- _SET EXERCISE_:
Can the data below be echoed back word for word?

- _ENTRIES SUPPLIED_:
----

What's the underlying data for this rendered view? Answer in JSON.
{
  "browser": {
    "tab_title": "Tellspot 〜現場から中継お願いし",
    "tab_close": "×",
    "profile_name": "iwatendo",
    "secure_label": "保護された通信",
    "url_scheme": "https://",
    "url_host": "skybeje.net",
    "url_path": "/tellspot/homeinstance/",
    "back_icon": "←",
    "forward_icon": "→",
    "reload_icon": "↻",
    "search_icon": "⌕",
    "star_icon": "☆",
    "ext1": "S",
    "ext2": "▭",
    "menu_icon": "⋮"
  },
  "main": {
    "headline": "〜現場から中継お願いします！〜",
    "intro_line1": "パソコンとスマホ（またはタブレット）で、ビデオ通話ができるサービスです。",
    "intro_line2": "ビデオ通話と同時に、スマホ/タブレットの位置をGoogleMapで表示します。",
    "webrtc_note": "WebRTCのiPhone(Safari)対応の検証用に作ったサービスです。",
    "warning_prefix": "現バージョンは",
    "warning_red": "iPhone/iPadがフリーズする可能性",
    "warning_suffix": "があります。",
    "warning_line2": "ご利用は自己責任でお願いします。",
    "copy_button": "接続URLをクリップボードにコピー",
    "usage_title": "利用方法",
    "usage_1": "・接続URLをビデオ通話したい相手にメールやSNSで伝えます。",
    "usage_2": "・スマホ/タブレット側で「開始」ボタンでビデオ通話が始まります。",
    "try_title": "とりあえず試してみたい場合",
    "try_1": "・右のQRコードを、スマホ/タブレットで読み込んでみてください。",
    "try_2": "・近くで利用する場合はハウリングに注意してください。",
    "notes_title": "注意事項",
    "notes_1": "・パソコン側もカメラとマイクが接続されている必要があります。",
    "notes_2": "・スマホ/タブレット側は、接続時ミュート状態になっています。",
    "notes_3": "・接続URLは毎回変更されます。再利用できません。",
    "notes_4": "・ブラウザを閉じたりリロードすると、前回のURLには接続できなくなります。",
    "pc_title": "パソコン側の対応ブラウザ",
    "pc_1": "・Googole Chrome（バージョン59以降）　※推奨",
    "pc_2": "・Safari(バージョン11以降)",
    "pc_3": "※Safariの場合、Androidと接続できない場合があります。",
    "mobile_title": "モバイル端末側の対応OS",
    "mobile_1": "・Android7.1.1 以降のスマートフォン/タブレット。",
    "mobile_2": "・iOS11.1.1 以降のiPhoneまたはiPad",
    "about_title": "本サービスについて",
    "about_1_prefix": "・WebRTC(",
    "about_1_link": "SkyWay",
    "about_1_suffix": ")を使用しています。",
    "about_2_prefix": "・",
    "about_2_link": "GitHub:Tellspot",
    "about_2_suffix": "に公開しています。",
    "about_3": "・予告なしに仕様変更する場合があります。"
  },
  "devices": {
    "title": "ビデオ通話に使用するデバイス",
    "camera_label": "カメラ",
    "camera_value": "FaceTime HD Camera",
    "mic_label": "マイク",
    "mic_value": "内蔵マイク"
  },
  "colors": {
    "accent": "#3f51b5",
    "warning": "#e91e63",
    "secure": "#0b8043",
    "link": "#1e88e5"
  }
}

----

- _RESULT OF THE EXERCISE_:
What's the underlying data for this rendered view? Answer in JSON.
{
  "browser": {
    "tab_title": "Tellspot 〜現場から中継お願いし",
    "tab_close": "×",
    "profile_name": "iwatendo",
    "secure_label": "保護された通信",
    "url_scheme": "https://",
    "url_host": "skybeje.net",
    "url_path": "/tellspot/homeinstance/",
    "back_icon": "←",
    "forward_icon": "→",
    "reload_icon": "↻",
    "search_icon": "⌕",
    "star_icon": "☆",
    "ext1": "S",
    "ext2": "▭",
    "menu_icon": "⋮"
  },
  "main": {
    "headline": "〜現場から中継お願いします！〜",
    "intro_line1": "パソコンとスマホ（またはタブレット）で、ビデオ通話ができるサービスです。",
    "intro_line2": "ビデオ通話と同時に、スマホ/タブレットの位置をGoogleMapで表示します。",
    "webrtc_note": "WebRTCのiPhone(Safari)対応の検証用に作ったサービスです。",
    "warning_prefix": "現バージョンは",
    "warning_red": "iPhone/iPadがフリーズする可能性",
    "warning_suffix": "があります。",
    "warning_line2": "ご利用は自己責任でお願いします。",
    "copy_button": "接続URLをクリップボードにコピー",
    "usage_title": "利用方法",
    "usage_1": "・接続URLをビデオ通話したい相手にメールやSNSで伝えます。",
    "usage_2": "・スマホ/タブレット側で「開始」ボタンでビデオ通話が始まります。",
    "try_title": "とりあえず試してみたい場合",
    "try_1": "・右のQRコードを、スマホ/タブレットで読み込んでみてください。",
    "try_2": "・近くで利用する場合はハウリングに注意してください。",
    "notes_title": "注意事項",
    "notes_1": "・パソコン側もカメラとマイクが接続されている必要があります。",
    "notes_2": "・スマホ/タブレット側は、接続時ミュート状態になっています。",
    "notes_3": "・接続URLは毎回変更されます。再利用できません。",
    "notes_4": "・ブラウザを閉じたりリロードすると、前回のURLには接続できなくなります。",
    "pc_title": "パソコン側の対応ブラウザ",
    "pc_1": "・Googole Chrome（バージョン59以降）　※推奨",
    "pc_2": "・Safari(バージョン11以降)",
    "pc_3": "※Safariの場合、Androidと接続できない場合があります。",
    "mobile_title": "モバイル端末側の対応OS",
    "mobile_1": "・Android7.1.1 以降のスマートフォン/タブレット。",
    "mobile_2": "・iOS11.1.1 以降のiPhoneまたはiPad",
    "about_title": "本サービスについて",
    "about_1_prefix": "・WebRTC(",
    "about_1_link": "SkyWay",
    "about_1_suffix": ")を使用しています。",
    "about_2_prefix": "・",
    "about_2_link": "GitHub:Tellspot",
    "about_2_suffix": "に公開しています。",
    "about_3": "・予告なしに仕様変更する場合があります。"
  },
  "devices": {
    "title": "ビデオ通話に使用するデバイス",
    "camera_label": "カメラ",
    "camera_value": "FaceTime HD Camera",
    "mic_label": "マイク",
    "mic_value": "内蔵マイク"
  },
  "colors": {
    "accent": "#3f51b5",
    "warning": "#e91e63",
    "secure": "#0b8043",
    "link": "#1e88e5"
  }
}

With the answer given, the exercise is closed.